Stated goal =
Each record below is to be copied word for word, with pictures removed.

[begin Dataset extract]

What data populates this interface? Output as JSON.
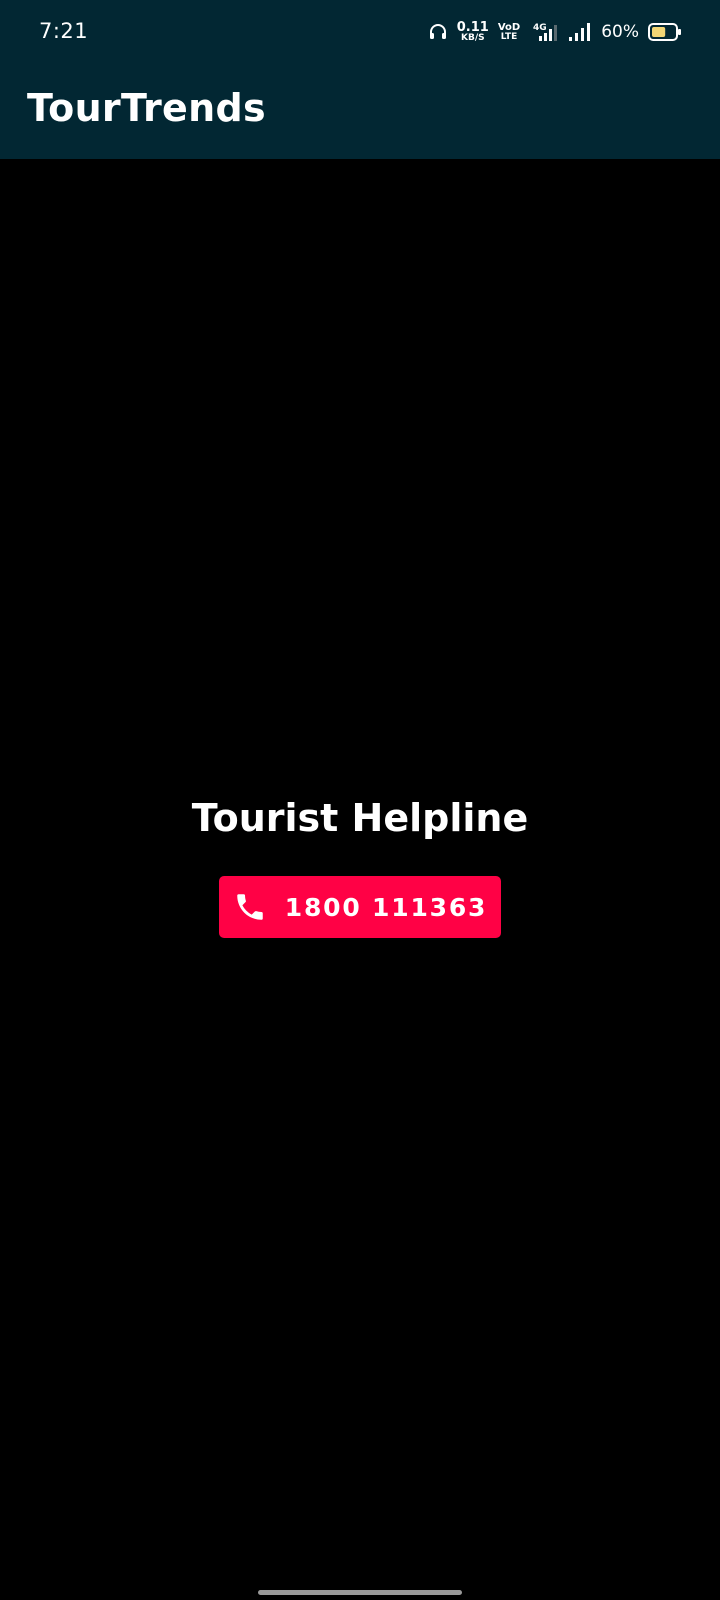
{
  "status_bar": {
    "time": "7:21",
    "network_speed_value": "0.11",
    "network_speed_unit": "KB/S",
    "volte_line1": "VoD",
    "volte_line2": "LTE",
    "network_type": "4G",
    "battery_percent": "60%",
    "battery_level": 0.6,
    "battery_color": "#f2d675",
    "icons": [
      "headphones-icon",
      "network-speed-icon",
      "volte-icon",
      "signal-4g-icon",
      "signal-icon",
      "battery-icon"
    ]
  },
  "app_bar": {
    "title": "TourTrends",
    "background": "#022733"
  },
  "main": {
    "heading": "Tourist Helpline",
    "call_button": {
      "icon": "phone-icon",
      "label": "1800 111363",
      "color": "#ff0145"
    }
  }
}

[end Dataset extract]

Solution to this problem =
What data populates this interface? Output as JSON.
{
  "status_bar": {
    "time": "7:21",
    "network_speed_value": "0.11",
    "network_speed_unit": "KB/S",
    "volte_line1": "VoD",
    "volte_line2": "LTE",
    "network_type": "4G",
    "battery_percent": "60%",
    "battery_level": 0.6,
    "battery_color": "#f2d675",
    "icons": [
      "headphones-icon",
      "network-speed-icon",
      "volte-icon",
      "signal-4g-icon",
      "signal-icon",
      "battery-icon"
    ]
  },
  "app_bar": {
    "title": "TourTrends",
    "background": "#022733"
  },
  "main": {
    "heading": "Tourist Helpline",
    "call_button": {
      "icon": "phone-icon",
      "label": "1800 111363",
      "color": "#ff0145"
    }
  }
}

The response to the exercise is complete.